> Exercise description
Locate all lines with the word "validation". Copy them.

[Stored data entries]
════

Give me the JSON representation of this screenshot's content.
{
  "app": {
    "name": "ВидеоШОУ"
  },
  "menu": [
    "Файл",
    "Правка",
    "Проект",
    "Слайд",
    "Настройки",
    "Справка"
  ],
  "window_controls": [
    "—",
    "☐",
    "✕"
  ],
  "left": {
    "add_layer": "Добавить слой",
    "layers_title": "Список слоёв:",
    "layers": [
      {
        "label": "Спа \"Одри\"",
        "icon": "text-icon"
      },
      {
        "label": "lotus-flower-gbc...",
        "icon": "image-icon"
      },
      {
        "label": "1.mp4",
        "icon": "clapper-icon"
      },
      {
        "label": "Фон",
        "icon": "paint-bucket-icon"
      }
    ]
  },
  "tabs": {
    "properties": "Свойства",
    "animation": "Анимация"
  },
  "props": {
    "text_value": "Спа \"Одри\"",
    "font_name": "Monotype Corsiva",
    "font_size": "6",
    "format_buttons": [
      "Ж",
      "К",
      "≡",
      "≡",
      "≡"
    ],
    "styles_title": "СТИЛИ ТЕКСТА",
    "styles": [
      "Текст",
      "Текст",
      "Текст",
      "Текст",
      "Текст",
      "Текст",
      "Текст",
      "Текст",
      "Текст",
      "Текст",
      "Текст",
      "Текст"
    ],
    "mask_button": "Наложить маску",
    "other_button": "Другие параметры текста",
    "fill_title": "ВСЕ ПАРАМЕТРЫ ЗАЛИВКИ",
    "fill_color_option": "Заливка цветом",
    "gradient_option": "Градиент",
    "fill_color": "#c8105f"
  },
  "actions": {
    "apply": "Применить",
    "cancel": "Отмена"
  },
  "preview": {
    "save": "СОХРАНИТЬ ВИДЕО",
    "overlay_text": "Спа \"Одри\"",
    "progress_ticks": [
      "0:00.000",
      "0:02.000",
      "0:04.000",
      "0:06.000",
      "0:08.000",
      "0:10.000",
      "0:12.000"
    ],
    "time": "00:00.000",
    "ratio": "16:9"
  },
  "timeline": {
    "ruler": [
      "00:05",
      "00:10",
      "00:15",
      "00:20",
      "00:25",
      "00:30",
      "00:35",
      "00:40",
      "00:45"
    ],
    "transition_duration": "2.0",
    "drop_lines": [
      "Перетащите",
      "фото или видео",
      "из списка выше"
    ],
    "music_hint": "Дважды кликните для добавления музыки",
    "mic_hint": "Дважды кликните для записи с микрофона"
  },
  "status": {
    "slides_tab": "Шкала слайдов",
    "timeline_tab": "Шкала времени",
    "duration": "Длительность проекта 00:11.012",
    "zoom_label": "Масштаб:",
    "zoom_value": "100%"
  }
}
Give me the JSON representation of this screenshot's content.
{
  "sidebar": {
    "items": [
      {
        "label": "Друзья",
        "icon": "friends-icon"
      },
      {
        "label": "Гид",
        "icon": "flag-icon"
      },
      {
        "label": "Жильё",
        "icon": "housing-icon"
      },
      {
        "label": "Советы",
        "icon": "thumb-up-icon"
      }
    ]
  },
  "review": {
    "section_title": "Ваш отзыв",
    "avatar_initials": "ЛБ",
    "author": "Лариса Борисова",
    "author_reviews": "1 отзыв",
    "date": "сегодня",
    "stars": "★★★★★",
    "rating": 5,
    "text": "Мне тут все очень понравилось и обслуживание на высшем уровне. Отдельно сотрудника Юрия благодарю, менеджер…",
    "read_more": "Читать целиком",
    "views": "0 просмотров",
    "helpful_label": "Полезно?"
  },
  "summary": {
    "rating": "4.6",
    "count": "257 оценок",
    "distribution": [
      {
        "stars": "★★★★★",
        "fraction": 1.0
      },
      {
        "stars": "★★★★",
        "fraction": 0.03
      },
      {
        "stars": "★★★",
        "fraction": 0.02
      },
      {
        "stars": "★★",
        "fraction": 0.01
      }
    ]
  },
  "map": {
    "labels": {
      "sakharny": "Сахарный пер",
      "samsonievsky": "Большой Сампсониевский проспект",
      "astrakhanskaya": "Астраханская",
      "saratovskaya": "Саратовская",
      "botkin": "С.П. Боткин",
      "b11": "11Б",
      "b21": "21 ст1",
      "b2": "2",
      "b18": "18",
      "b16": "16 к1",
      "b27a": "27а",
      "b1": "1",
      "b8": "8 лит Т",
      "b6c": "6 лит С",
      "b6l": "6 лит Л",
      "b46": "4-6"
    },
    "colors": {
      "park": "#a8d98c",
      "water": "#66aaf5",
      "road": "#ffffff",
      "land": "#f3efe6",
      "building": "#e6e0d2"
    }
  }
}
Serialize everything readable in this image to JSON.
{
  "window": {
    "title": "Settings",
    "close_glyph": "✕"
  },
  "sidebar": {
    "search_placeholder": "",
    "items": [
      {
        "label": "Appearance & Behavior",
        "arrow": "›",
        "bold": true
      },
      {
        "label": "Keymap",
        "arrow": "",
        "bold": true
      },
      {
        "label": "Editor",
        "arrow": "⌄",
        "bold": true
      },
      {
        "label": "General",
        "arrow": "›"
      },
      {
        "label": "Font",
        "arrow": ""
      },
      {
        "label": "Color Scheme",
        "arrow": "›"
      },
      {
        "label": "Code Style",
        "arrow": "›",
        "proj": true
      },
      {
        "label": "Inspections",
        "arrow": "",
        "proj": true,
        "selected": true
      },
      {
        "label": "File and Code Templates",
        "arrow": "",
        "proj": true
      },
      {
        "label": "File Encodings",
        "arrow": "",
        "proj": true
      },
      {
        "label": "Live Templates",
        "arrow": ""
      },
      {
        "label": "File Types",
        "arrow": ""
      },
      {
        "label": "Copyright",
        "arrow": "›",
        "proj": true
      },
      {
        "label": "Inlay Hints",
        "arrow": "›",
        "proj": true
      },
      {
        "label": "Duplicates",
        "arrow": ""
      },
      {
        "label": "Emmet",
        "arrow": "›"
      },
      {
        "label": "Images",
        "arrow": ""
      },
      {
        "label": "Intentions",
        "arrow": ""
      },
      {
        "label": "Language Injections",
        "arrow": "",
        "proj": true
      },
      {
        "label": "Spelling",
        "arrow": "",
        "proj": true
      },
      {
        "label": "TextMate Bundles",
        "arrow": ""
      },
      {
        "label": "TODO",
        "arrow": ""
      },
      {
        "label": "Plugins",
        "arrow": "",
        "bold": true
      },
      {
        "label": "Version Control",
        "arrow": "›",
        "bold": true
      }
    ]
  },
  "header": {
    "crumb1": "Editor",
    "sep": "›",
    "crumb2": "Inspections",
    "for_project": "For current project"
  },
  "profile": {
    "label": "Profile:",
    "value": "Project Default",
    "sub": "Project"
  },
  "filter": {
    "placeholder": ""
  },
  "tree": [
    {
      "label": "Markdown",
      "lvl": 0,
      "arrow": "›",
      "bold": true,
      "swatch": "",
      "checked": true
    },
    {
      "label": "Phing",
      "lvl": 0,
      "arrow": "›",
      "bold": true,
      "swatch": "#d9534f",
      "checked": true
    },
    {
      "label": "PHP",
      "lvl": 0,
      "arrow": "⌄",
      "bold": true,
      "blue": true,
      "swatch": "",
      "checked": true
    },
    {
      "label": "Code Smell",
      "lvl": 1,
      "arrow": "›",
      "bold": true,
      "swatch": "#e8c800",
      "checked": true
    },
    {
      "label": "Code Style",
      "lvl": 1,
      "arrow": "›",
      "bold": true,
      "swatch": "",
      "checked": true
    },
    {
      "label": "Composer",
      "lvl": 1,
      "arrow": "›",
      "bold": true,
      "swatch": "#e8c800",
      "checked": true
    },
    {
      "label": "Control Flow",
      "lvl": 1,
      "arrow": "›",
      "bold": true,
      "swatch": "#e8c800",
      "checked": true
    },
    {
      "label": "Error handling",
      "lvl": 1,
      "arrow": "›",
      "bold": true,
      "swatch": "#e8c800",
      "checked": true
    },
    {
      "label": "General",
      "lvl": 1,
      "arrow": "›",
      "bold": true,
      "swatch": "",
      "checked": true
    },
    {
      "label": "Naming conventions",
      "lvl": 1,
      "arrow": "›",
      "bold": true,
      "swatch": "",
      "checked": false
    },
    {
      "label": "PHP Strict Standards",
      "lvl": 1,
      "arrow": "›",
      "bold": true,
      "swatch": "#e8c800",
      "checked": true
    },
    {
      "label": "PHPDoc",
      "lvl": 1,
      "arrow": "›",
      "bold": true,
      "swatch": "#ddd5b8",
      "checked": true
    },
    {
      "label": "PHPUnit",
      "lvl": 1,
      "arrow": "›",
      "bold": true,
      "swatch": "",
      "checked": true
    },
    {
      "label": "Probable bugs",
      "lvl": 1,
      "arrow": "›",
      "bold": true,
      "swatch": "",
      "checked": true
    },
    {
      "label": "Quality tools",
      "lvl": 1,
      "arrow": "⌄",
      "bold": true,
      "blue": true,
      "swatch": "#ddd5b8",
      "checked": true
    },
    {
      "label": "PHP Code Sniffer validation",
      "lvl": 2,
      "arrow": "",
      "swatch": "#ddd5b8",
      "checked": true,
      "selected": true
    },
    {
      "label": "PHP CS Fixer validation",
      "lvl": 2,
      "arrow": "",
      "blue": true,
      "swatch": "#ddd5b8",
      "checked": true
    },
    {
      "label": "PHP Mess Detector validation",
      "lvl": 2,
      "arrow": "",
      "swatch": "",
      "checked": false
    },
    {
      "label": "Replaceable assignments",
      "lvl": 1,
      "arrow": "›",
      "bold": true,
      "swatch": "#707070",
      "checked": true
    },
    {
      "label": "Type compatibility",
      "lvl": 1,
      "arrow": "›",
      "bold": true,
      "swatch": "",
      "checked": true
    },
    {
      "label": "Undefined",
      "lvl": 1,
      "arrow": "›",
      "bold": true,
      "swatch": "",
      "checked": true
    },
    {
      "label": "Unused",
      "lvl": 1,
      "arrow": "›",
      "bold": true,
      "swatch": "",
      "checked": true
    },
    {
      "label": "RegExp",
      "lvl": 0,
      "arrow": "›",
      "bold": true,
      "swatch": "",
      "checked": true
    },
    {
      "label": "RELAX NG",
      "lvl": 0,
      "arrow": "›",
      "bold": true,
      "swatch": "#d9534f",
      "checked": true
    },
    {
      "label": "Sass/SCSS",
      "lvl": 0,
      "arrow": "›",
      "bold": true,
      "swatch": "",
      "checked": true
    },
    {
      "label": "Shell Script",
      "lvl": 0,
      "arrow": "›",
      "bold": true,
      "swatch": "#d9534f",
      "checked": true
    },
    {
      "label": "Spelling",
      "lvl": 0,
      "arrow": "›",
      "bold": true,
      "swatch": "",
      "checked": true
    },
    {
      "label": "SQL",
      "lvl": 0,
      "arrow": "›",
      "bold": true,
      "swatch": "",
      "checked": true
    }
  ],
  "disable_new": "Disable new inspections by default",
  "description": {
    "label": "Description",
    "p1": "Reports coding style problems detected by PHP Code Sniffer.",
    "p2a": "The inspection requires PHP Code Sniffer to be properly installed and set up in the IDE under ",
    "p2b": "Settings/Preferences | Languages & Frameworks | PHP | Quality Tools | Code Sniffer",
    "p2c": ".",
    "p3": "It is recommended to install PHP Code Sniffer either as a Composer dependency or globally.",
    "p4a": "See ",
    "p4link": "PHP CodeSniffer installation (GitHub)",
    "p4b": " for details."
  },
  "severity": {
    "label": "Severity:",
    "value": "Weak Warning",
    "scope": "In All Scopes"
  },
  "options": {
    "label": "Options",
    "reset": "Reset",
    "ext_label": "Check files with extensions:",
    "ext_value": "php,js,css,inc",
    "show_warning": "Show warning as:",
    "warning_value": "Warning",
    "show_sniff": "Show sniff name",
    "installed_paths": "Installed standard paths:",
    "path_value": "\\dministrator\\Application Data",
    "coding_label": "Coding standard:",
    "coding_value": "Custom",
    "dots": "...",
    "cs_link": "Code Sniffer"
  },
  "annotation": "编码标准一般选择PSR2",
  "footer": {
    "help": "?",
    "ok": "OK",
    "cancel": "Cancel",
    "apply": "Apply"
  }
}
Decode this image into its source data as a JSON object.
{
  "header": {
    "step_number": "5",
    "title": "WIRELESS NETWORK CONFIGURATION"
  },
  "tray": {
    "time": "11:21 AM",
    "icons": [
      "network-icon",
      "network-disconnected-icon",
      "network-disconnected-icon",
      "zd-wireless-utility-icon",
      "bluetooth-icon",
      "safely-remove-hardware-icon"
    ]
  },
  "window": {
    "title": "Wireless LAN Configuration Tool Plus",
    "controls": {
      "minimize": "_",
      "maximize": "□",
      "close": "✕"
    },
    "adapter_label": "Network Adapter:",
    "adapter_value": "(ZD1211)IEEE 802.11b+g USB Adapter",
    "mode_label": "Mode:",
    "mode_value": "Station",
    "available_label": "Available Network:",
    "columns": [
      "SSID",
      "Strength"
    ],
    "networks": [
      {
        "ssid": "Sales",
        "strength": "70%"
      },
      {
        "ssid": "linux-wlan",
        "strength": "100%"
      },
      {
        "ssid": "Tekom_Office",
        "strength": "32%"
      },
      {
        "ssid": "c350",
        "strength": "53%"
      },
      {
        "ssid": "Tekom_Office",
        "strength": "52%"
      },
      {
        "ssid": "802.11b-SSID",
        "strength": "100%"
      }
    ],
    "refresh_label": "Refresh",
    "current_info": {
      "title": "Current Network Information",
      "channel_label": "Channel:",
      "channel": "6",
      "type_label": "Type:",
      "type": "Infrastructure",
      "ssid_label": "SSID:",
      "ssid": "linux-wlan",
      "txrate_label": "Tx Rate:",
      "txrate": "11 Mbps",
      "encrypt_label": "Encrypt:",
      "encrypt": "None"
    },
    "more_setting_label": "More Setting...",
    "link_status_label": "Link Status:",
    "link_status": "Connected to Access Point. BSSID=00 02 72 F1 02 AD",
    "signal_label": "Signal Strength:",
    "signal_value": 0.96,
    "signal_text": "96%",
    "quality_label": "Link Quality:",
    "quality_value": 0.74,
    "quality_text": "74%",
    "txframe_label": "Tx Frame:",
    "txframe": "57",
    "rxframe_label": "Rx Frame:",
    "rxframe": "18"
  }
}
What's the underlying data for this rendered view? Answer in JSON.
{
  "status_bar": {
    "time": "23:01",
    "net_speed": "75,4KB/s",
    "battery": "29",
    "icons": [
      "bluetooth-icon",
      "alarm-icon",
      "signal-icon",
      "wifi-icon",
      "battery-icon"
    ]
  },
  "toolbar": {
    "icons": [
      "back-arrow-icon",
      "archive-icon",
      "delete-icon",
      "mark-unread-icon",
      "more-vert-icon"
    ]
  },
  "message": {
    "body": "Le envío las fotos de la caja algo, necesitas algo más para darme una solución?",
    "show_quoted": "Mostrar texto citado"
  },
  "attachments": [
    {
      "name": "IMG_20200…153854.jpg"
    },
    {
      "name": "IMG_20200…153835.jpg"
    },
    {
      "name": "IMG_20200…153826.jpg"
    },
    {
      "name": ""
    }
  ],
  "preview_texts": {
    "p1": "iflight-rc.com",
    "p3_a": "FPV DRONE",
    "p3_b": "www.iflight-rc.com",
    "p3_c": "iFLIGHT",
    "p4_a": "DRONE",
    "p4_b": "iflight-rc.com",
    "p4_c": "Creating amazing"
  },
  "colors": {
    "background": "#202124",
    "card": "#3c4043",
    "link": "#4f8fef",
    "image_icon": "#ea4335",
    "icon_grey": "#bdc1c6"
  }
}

════

> Worked answer
      "label": "PHP Code Sniffer validation",
      "label": "PHP CS Fixer validation",
      "label": "PHP Mess Detector validation",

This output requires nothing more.